Records from a data collection
— START —

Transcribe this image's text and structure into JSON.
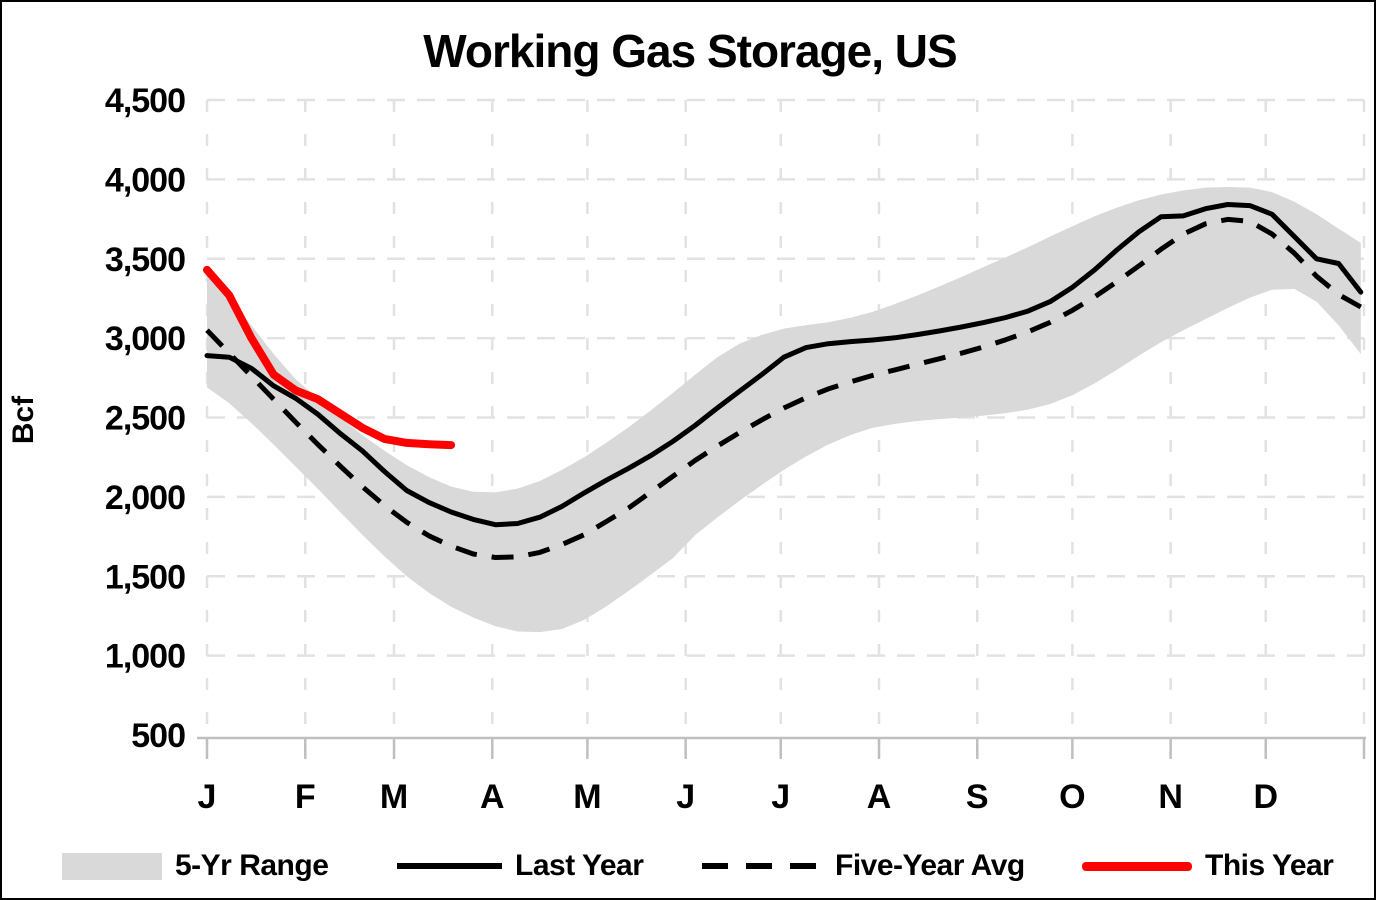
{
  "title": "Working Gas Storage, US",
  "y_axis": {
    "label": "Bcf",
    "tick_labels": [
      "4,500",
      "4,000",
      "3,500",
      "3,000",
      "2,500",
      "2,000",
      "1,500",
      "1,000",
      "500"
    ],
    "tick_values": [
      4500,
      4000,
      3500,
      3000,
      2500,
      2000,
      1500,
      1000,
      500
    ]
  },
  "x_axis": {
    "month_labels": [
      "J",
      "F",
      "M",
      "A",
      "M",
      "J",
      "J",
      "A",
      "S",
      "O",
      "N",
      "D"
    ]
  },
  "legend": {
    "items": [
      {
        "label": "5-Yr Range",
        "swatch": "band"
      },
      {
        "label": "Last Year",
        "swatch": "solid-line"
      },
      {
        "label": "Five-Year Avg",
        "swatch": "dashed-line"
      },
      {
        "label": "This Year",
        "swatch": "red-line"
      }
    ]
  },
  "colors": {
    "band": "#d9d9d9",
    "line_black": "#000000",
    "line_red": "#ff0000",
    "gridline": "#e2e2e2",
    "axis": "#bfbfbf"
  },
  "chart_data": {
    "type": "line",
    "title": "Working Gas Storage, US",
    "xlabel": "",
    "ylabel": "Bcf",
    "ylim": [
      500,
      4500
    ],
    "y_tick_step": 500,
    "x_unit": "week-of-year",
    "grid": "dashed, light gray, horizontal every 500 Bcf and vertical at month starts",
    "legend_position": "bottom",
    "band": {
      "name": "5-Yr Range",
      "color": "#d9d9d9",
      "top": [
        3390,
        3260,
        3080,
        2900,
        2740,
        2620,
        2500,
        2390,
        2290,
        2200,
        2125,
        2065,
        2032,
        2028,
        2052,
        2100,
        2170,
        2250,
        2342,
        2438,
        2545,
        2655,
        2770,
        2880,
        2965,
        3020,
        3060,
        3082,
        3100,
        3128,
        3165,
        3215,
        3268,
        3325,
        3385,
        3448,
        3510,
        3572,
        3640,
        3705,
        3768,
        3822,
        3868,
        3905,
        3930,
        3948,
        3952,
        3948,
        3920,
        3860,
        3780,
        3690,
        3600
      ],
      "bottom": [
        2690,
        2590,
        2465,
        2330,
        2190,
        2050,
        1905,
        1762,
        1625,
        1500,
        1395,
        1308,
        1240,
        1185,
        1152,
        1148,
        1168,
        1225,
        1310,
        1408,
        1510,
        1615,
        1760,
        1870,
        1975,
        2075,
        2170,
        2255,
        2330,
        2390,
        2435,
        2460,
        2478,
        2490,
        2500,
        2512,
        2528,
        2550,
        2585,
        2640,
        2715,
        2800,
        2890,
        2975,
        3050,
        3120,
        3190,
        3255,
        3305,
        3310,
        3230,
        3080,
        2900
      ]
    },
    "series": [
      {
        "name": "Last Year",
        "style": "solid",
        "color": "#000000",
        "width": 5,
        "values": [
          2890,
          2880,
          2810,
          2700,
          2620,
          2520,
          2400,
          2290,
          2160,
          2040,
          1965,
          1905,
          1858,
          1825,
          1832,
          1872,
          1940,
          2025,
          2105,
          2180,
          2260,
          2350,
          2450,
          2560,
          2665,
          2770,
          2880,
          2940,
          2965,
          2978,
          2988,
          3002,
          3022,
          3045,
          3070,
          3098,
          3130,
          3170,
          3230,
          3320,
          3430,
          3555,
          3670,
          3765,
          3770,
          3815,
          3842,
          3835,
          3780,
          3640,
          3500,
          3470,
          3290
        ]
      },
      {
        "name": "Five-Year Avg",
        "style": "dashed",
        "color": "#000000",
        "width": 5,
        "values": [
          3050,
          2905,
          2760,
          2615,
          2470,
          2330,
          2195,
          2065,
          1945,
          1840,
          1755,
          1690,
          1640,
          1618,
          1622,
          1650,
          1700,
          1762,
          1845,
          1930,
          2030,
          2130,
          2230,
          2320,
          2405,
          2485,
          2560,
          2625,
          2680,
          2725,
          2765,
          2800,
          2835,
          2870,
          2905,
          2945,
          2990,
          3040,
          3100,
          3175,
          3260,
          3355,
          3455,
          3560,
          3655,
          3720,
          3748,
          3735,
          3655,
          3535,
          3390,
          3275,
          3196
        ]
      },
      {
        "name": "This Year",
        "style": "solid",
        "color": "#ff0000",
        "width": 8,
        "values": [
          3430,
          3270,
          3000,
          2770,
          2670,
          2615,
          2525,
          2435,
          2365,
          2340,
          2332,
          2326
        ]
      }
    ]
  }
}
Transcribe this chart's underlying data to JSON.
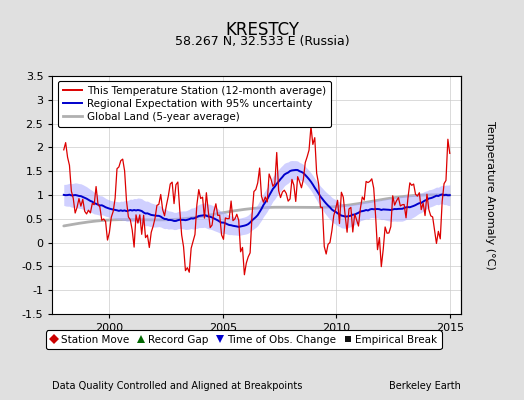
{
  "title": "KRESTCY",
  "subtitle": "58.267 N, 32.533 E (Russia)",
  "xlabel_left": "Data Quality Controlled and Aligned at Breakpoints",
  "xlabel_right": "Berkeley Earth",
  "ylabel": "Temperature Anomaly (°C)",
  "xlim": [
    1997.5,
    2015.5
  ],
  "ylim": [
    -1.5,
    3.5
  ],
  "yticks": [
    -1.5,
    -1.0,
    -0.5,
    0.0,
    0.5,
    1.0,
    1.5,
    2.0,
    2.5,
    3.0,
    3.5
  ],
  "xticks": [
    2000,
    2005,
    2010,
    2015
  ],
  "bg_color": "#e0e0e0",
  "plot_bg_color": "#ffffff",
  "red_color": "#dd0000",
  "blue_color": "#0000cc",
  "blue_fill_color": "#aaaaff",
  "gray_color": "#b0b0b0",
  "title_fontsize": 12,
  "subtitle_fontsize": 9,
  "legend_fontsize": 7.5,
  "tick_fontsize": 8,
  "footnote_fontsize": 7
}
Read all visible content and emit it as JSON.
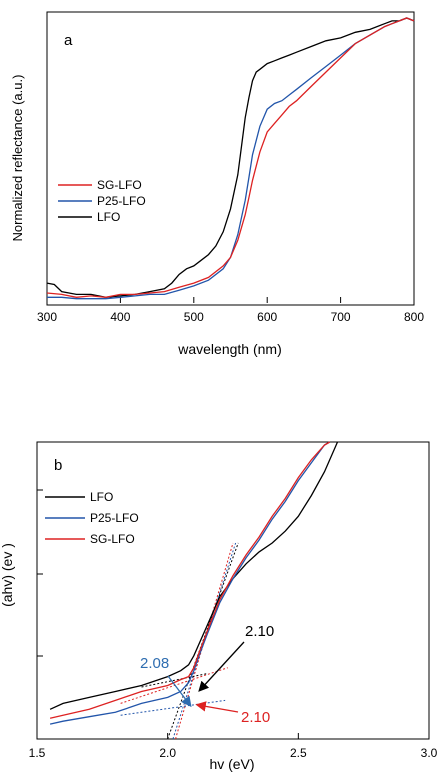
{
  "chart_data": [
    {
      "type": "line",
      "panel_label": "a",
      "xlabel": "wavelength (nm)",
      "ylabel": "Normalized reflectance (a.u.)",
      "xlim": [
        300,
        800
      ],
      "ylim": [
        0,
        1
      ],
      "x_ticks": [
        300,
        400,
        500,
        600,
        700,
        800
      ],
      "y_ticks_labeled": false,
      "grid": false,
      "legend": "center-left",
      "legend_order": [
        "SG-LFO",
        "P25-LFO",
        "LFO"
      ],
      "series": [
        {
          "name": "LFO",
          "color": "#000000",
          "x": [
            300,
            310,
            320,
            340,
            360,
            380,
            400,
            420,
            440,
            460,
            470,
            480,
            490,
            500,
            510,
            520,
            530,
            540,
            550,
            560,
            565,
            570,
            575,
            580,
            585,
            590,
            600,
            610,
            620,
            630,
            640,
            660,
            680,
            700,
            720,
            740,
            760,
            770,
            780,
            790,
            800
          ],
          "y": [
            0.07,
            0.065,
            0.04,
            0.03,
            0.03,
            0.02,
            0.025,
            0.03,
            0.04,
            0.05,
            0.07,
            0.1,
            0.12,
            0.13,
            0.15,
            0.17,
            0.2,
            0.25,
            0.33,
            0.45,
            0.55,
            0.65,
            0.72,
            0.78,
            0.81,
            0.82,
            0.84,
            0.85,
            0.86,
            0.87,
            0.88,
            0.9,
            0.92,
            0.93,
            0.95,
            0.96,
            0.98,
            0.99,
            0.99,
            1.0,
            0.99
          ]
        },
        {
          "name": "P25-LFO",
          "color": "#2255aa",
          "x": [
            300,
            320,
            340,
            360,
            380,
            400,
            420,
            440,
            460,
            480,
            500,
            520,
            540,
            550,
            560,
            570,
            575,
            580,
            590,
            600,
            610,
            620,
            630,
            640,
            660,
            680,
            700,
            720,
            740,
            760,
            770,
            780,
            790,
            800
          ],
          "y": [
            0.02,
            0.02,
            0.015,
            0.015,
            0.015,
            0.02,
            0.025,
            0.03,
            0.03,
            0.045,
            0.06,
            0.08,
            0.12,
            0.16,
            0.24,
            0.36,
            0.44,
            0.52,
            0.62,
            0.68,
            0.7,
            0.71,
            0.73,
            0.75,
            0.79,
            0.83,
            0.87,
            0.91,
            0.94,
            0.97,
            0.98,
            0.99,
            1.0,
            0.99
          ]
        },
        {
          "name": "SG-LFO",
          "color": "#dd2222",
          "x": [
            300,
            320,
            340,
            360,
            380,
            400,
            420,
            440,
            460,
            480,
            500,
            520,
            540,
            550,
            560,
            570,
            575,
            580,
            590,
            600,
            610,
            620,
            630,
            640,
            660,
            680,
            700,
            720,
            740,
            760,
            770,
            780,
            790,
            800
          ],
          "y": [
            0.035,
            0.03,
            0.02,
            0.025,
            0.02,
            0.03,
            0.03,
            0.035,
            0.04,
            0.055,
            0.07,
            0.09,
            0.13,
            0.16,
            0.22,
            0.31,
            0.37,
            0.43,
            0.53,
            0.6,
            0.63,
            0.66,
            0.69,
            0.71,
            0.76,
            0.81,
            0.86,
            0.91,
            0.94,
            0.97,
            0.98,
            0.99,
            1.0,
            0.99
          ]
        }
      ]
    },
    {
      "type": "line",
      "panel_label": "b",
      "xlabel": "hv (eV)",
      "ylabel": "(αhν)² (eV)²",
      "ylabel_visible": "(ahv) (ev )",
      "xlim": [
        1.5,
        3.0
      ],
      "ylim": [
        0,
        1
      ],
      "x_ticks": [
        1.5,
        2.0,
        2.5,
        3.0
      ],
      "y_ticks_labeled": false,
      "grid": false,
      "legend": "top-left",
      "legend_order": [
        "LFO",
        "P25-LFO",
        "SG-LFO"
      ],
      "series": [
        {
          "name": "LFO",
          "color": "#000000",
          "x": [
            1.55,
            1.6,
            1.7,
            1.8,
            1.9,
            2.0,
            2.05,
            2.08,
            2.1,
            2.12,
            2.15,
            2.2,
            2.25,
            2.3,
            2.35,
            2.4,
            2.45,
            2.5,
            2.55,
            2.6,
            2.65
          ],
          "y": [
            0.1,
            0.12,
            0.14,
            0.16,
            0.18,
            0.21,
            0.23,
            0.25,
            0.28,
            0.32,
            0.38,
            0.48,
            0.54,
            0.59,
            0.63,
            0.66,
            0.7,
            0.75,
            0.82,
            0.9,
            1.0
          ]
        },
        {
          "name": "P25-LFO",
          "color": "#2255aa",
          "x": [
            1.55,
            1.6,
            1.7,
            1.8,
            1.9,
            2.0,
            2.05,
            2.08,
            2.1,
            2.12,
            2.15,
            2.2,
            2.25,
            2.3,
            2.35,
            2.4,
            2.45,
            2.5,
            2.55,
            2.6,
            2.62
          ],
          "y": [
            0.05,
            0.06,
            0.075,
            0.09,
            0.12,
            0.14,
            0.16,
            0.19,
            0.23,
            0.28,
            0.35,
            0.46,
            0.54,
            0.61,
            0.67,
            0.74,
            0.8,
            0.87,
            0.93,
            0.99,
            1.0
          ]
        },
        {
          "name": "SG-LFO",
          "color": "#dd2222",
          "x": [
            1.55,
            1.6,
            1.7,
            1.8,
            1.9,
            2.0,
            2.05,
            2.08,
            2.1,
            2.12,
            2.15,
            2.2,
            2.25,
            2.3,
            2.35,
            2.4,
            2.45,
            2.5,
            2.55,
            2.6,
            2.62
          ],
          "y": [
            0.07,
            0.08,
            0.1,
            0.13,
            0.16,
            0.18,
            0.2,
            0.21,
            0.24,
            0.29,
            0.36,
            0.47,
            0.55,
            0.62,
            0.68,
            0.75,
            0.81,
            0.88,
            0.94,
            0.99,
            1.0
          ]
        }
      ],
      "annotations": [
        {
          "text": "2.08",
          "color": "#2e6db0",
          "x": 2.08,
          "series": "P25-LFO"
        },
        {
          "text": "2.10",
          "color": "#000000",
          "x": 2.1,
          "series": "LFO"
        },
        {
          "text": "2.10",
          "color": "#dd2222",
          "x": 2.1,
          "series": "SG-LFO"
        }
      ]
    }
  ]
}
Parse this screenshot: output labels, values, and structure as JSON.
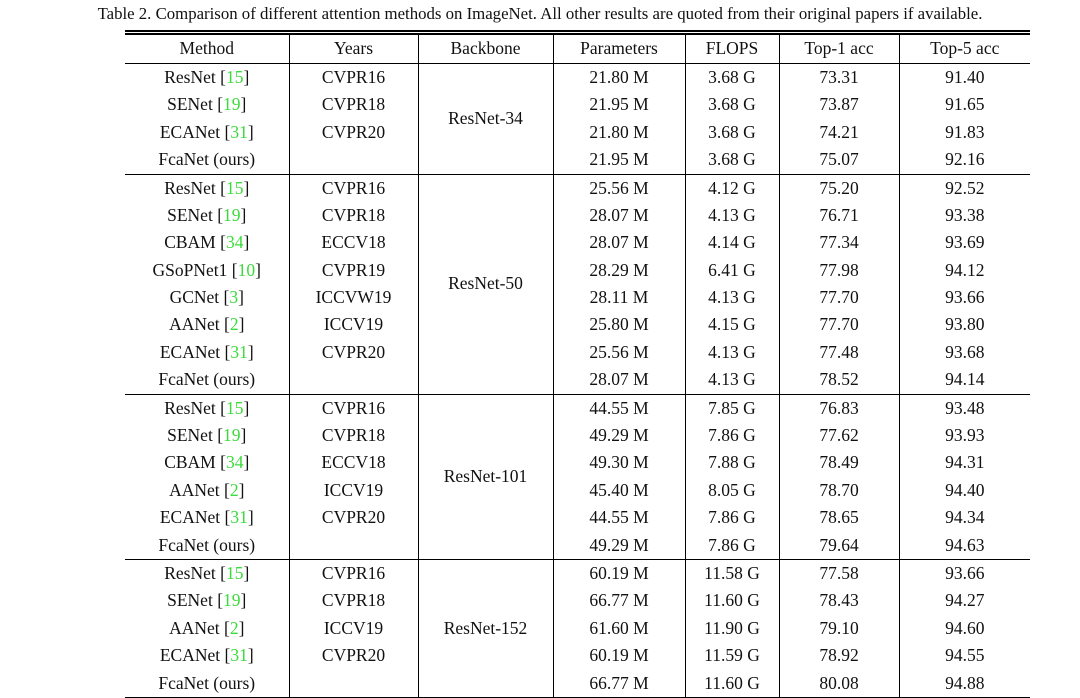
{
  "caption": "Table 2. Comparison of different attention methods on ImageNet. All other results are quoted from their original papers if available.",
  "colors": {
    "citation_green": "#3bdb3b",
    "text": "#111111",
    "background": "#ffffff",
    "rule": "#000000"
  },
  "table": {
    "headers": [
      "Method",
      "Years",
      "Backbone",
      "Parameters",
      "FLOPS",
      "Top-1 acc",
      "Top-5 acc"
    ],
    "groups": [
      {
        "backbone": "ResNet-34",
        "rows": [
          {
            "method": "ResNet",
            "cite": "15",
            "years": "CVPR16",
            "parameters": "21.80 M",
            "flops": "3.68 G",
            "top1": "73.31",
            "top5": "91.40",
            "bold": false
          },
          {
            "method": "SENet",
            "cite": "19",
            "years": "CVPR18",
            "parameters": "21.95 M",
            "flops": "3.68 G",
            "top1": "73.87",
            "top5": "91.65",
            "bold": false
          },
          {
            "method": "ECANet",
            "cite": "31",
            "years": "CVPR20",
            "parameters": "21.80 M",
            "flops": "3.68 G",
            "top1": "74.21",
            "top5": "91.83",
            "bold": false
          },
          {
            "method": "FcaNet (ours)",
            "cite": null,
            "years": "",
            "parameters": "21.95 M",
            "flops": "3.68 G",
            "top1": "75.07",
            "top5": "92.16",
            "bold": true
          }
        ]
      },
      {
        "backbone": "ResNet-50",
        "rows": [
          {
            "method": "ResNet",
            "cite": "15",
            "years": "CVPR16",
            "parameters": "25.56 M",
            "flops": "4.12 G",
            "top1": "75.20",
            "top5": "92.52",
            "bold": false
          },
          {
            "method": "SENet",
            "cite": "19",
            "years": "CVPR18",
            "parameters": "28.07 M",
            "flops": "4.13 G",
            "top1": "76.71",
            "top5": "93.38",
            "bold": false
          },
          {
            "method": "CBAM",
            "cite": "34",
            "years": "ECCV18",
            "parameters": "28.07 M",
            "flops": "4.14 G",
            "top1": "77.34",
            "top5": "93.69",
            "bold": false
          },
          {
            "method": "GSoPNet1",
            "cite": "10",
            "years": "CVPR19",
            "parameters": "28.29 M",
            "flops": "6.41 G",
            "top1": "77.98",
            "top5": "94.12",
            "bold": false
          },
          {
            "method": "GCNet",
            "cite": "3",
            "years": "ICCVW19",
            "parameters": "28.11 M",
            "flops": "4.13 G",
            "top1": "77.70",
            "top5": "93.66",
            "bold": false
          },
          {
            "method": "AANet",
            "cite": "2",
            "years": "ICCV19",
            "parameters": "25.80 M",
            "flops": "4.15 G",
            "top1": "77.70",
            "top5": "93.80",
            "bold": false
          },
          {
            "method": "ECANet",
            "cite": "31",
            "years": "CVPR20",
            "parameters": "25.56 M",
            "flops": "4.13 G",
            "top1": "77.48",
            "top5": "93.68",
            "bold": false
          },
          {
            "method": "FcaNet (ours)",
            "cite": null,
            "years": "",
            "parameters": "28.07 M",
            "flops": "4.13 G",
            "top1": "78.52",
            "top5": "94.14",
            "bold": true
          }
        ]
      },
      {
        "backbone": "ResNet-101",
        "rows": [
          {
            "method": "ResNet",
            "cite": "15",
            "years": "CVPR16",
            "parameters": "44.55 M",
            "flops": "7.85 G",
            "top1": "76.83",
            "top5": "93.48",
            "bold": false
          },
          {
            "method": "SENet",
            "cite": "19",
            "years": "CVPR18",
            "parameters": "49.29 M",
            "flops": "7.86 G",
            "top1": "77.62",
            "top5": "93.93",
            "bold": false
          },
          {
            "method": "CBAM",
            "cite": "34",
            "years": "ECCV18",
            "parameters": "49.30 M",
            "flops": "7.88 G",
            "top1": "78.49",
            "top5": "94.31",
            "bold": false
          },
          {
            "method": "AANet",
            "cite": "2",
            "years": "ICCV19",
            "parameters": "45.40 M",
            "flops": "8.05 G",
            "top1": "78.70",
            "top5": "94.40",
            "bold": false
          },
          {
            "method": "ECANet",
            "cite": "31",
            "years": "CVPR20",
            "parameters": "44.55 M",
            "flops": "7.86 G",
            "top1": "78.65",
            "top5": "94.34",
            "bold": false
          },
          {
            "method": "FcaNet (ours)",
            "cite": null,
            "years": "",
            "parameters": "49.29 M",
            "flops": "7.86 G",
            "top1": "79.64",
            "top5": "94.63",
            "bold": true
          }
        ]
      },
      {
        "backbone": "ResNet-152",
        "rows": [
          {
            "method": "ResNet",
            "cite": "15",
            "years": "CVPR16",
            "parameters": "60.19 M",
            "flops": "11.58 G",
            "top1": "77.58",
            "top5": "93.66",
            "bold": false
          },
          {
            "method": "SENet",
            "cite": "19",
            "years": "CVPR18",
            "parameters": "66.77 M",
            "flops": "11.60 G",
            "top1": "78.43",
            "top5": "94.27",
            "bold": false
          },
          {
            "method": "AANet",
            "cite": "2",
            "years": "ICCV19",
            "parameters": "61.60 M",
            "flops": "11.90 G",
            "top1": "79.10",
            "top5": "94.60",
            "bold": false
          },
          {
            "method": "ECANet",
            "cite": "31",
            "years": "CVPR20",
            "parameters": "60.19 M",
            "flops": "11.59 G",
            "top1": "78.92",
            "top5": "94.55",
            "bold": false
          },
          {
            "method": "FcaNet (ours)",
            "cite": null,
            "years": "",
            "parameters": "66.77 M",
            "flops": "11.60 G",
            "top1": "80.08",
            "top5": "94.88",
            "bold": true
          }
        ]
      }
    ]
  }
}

— END —

▶ [EXERCISE INSTRUCTIONS]:
Only lines with "name" are wanted here; list each of them.

▶ [RESULT FOR THIS EXERCISE]:
      "name": "5-Yr Range",
        "name": "Last Year",
        "name": "Five-Year Avg",
        "name": "This Year",
          "name": "LFO",
          "name": "P25-LFO",
          "name": "SG-LFO",
          "name": "LFO",
          "name": "P25-LFO",
          "name": "SG-LFO",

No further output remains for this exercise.